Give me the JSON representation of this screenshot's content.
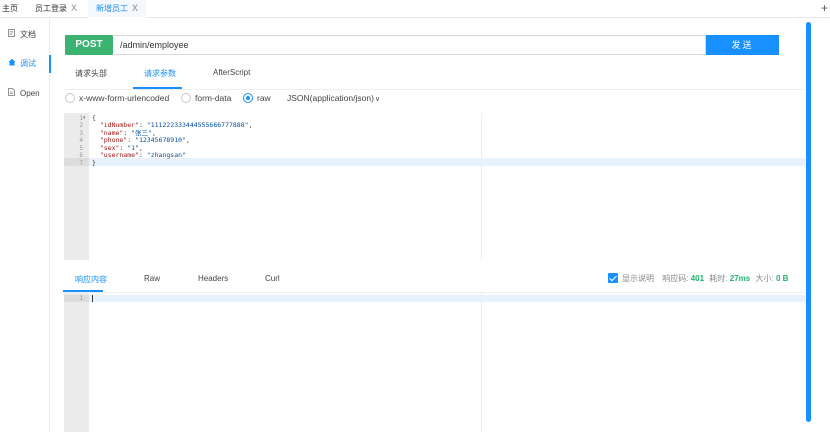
{
  "tabs": [
    {
      "label": "主页",
      "closable": false,
      "active": false
    },
    {
      "label": "员工登录",
      "closable": true,
      "active": false
    },
    {
      "label": "新增员工",
      "closable": true,
      "active": true
    }
  ],
  "tab_close_glyph": "X",
  "new_tab_glyph": "+",
  "sidebar": {
    "items": [
      {
        "label": "文档",
        "icon": "doc-icon",
        "active": false
      },
      {
        "label": "调试",
        "icon": "home-icon",
        "active": true
      },
      {
        "label": "Open",
        "icon": "file-icon",
        "active": false
      }
    ]
  },
  "request": {
    "method": "POST",
    "url": "/admin/employee",
    "send_label": "发送"
  },
  "request_tabs": [
    "请求头部",
    "请求参数",
    "AfterScript"
  ],
  "request_tabs_active": 1,
  "body_types": [
    {
      "label": "x-www-form-urlencoded",
      "checked": false
    },
    {
      "label": "form-data",
      "checked": false
    },
    {
      "label": "raw",
      "checked": true
    }
  ],
  "raw_format": "JSON(application/json)",
  "raw_format_chevron": "∨",
  "body_code": {
    "line_numbers": [
      "1",
      "2",
      "3",
      "4",
      "5",
      "6",
      "7"
    ],
    "fold_marker": "▾",
    "lines": [
      "{",
      "  \"idNumber\": \"111222333444555666777888\",",
      "  \"name\": \"张三\",",
      "  \"phone\": \"12345678910\",",
      "  \"sex\": \"1\",",
      "  \"username\": \"zhangsan\"",
      "}"
    ],
    "highlight_line": 6
  },
  "response_tabs": [
    "响应内容",
    "Raw",
    "Headers",
    "Curl"
  ],
  "response_tabs_active": 0,
  "response_status": {
    "show_desc_label": "显示说明",
    "show_desc_checked": true,
    "code_label": "响应码:",
    "code": "401",
    "time_label": "耗时:",
    "time": "27ms",
    "size_label": "大小:",
    "size": "0 B"
  },
  "response_code": {
    "line_numbers": [
      "1"
    ]
  },
  "colors": {
    "accent": "#1890ff",
    "method_post": "#3cb371",
    "status_green": "#21b36b"
  }
}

----------

### THE PROBLEM
Will you restate every entry word for word and omit the images?

### OUTPUT OF THE EXERCISE
Give me the JSON representation of this screenshot's content.
{
  "tabs": [
    {
      "label": "主页",
      "closable": false,
      "active": false
    },
    {
      "label": "员工登录",
      "closable": true,
      "active": false
    },
    {
      "label": "新增员工",
      "closable": true,
      "active": true
    }
  ],
  "tab_close_glyph": "X",
  "new_tab_glyph": "+",
  "sidebar": {
    "items": [
      {
        "label": "文档",
        "icon": "doc-icon",
        "active": false
      },
      {
        "label": "调试",
        "icon": "home-icon",
        "active": true
      },
      {
        "label": "Open",
        "icon": "file-icon",
        "active": false
      }
    ]
  },
  "request": {
    "method": "POST",
    "url": "/admin/employee",
    "send_label": "发送"
  },
  "request_tabs": [
    "请求头部",
    "请求参数",
    "AfterScript"
  ],
  "request_tabs_active": 1,
  "body_types": [
    {
      "label": "x-www-form-urlencoded",
      "checked": false
    },
    {
      "label": "form-data",
      "checked": false
    },
    {
      "label": "raw",
      "checked": true
    }
  ],
  "raw_format": "JSON(application/json)",
  "raw_format_chevron": "∨",
  "body_code": {
    "line_numbers": [
      "1",
      "2",
      "3",
      "4",
      "5",
      "6",
      "7"
    ],
    "fold_marker": "▾",
    "lines": [
      "{",
      "  \"idNumber\": \"111222333444555666777888\",",
      "  \"name\": \"张三\",",
      "  \"phone\": \"12345678910\",",
      "  \"sex\": \"1\",",
      "  \"username\": \"zhangsan\"",
      "}"
    ],
    "highlight_line": 6
  },
  "response_tabs": [
    "响应内容",
    "Raw",
    "Headers",
    "Curl"
  ],
  "response_tabs_active": 0,
  "response_status": {
    "show_desc_label": "显示说明",
    "show_desc_checked": true,
    "code_label": "响应码:",
    "code": "401",
    "time_label": "耗时:",
    "time": "27ms",
    "size_label": "大小:",
    "size": "0 B"
  },
  "response_code": {
    "line_numbers": [
      "1"
    ]
  },
  "colors": {
    "accent": "#1890ff",
    "method_post": "#3cb371",
    "status_green": "#21b36b"
  }
}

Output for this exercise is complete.